### Work to be completed
Please update the lines, starting at the first line and stopping after the line that contains "interactions-count: 1702.7万 (544, 596, 707, 640)", so that "Edged Faces" becomes "Wireframe" and nothing else changes.

### Rows
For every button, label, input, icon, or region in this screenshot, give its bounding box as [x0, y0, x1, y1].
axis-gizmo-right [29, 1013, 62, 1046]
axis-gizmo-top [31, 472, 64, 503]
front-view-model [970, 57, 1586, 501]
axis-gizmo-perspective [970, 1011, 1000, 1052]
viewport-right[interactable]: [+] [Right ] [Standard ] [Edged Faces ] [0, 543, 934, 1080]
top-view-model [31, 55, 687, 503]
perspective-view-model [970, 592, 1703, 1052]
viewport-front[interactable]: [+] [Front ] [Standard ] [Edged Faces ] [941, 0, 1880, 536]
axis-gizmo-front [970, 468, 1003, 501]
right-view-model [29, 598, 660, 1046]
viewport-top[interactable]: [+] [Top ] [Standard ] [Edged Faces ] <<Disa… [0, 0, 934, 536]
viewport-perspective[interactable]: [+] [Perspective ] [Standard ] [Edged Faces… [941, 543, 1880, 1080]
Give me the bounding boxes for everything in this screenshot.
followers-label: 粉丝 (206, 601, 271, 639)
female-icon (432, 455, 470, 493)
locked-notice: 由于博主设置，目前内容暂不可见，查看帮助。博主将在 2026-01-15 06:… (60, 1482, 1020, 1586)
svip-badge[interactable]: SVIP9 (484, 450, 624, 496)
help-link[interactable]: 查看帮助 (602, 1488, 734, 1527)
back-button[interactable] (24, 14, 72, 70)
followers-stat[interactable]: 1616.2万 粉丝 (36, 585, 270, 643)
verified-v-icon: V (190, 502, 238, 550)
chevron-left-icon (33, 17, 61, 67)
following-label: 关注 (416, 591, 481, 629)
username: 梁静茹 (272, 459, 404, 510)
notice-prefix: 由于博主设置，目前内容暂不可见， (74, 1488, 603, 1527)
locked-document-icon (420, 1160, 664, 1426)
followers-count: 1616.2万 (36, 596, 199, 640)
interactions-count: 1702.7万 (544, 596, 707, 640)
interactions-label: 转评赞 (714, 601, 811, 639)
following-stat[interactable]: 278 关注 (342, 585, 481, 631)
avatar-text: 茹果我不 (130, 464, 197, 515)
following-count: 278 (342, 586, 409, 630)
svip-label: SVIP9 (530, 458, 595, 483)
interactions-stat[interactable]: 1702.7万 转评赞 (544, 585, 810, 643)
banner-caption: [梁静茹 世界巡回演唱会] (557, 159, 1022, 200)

### Exercise output
For every button, label, input, icon, or region in this screenshot, give its bounding box as [x0, y0, x1, y1].
axis-gizmo-right [29, 1013, 62, 1046]
axis-gizmo-top [31, 472, 64, 503]
front-view-model [970, 57, 1586, 501]
axis-gizmo-perspective [970, 1011, 1000, 1052]
viewport-right[interactable]: [+] [Right ] [Standard ] [Wireframe ] [0, 543, 934, 1080]
top-view-model [31, 55, 687, 503]
perspective-view-model [970, 592, 1703, 1052]
viewport-front[interactable]: [+] [Front ] [Standard ] [Wireframe ] [941, 0, 1880, 536]
axis-gizmo-front [970, 468, 1003, 501]
right-view-model [29, 598, 660, 1046]
viewport-top[interactable]: [+] [Top ] [Standard ] [Wireframe ] <<Disa… [0, 0, 934, 536]
viewport-perspective[interactable]: [+] [Perspective ] [Standard ] [Wireframe… [941, 543, 1880, 1080]
Give me the bounding boxes for everything in this screenshot.
followers-label: 粉丝 (206, 601, 271, 639)
female-icon (432, 455, 470, 493)
locked-notice: 由于博主设置，目前内容暂不可见，查看帮助。博主将在 2026-01-15 06:… (60, 1482, 1020, 1586)
svip-badge[interactable]: SVIP9 (484, 450, 624, 496)
help-link[interactable]: 查看帮助 (602, 1488, 734, 1527)
back-button[interactable] (24, 14, 72, 70)
followers-stat[interactable]: 1616.2万 粉丝 (36, 585, 270, 643)
verified-v-icon: V (190, 502, 238, 550)
chevron-left-icon (33, 17, 61, 67)
following-label: 关注 (416, 591, 481, 629)
username: 梁静茹 (272, 459, 404, 510)
notice-prefix: 由于博主设置，目前内容暂不可见， (74, 1488, 603, 1527)
locked-document-icon (420, 1160, 664, 1426)
followers-count: 1616.2万 (36, 596, 199, 640)
interactions-count: 1702.7万 (544, 596, 707, 640)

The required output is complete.